- Problem
Each entry must be given again exactly; images do not belong in the copy.

- Material for the task
++++

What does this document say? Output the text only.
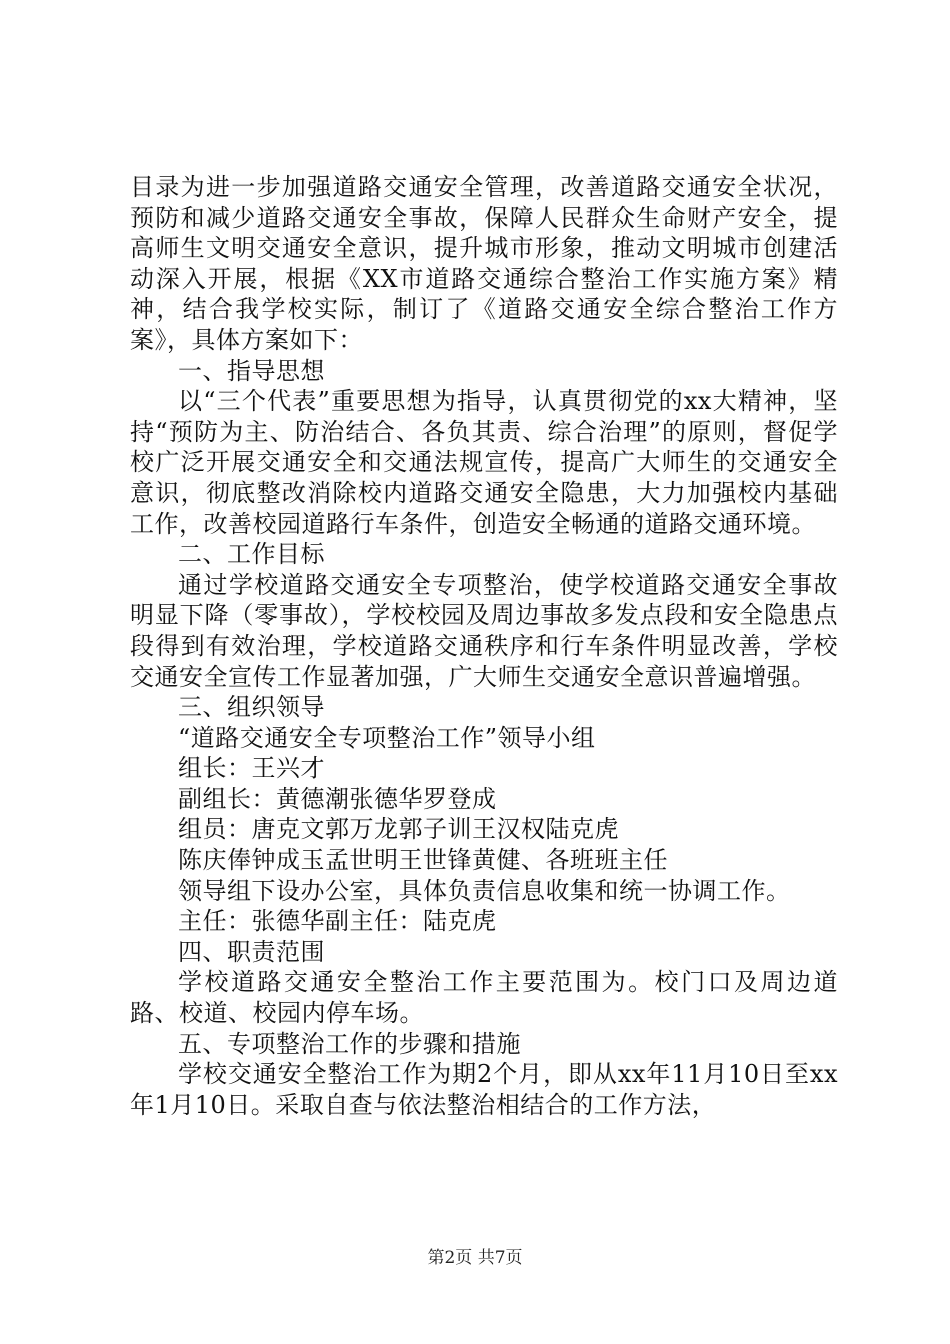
目录为进一步加强道路交通安全管理，改善道路交通安全状况，预防和减少道路交通安全事故，保障人民群众生命财产安全，提高师生文明交通安全意识，提升城市形象，推动文明城市创建活动深入开展，根据《XX市道路交通综合整治工作实施方案》精神，结合我学校实际，制订了《道路交通安全综合整治工作方案》，具体方案如下：

一、指导思想

以“三个代表”重要思想为指导，认真贯彻党的xx大精神，坚持“预防为主、防治结合、各负其责、综合治理”的原则，督促学校广泛开展交通安全和交通法规宣传，提高广大师生的交通安全意识，彻底整改消除校内道路交通安全隐患，大力加强校内基础工作，改善校园道路行车条件，创造安全畅通的道路交通环境。

二、工作目标

通过学校道路交通安全专项整治，使学校道路交通安全事故明显下降（零事故），学校校园及周边事故多发点段和安全隐患点段得到有效治理，学校道路交通秩序和行车条件明显改善，学校交通安全宣传工作显著加强，广大师生交通安全意识普遍增强。

三、组织领导

“道路交通安全专项整治工作”领导小组

组长：王兴才

副组长：黄德潮张德华罗登成

组员：唐克文郭万龙郭子训王汉权陆克虎

陈庆俸钟成玉孟世明王世锋黄健、各班班主任

领导组下设办公室，具体负责信息收集和统一协调工作。

主任：张德华副主任：陆克虎

四、职责范围

学校道路交通安全整治工作主要范围为。校门口及周边道路、校道、校园内停车场。

五、专项整治工作的步骤和措施

学校交通安全整治工作为期2个月，即从xx年11月10日至xx年1月10日。采取自查与依法整治相结合的工作方法，

第2页 共7页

++++

- Response to this task
What does this document say? Output the text only.
目录为进一步加强道路交通安全管理，改善道路交通安全状况，预防和减少道路交通安全事故，保障人民群众生命财产安全，提高师生文明交通安全意识，提升城市形象，推动文明城市创建活动深入开展，根据《XX市道路交通综合整治工作实施方案》精神，结合我学校实际，制订了《道路交通安全综合整治工作方案》，具体方案如下：

一、指导思想

以“三个代表”重要思想为指导，认真贯彻党的xx大精神，坚持“预防为主、防治结合、各负其责、综合治理”的原则，督促学校广泛开展交通安全和交通法规宣传，提高广大师生的交通安全意识，彻底整改消除校内道路交通安全隐患，大力加强校内基础工作，改善校园道路行车条件，创造安全畅通的道路交通环境。

二、工作目标

通过学校道路交通安全专项整治，使学校道路交通安全事故明显下降（零事故），学校校园及周边事故多发点段和安全隐患点段得到有效治理，学校道路交通秩序和行车条件明显改善，学校交通安全宣传工作显著加强，广大师生交通安全意识普遍增强。

三、组织领导

“道路交通安全专项整治工作”领导小组

组长：王兴才

副组长：黄德潮张德华罗登成

组员：唐克文郭万龙郭子训王汉权陆克虎

陈庆俸钟成玉孟世明王世锋黄健、各班班主任

领导组下设办公室，具体负责信息收集和统一协调工作。

主任：张德华副主任：陆克虎

四、职责范围

学校道路交通安全整治工作主要范围为。校门口及周边道路、校道、校园内停车场。

五、专项整治工作的步骤和措施

学校交通安全整治工作为期2个月，即从xx年11月10日至xx年1月10日。采取自查与依法整治相结合的工作方法，

第2页 共7页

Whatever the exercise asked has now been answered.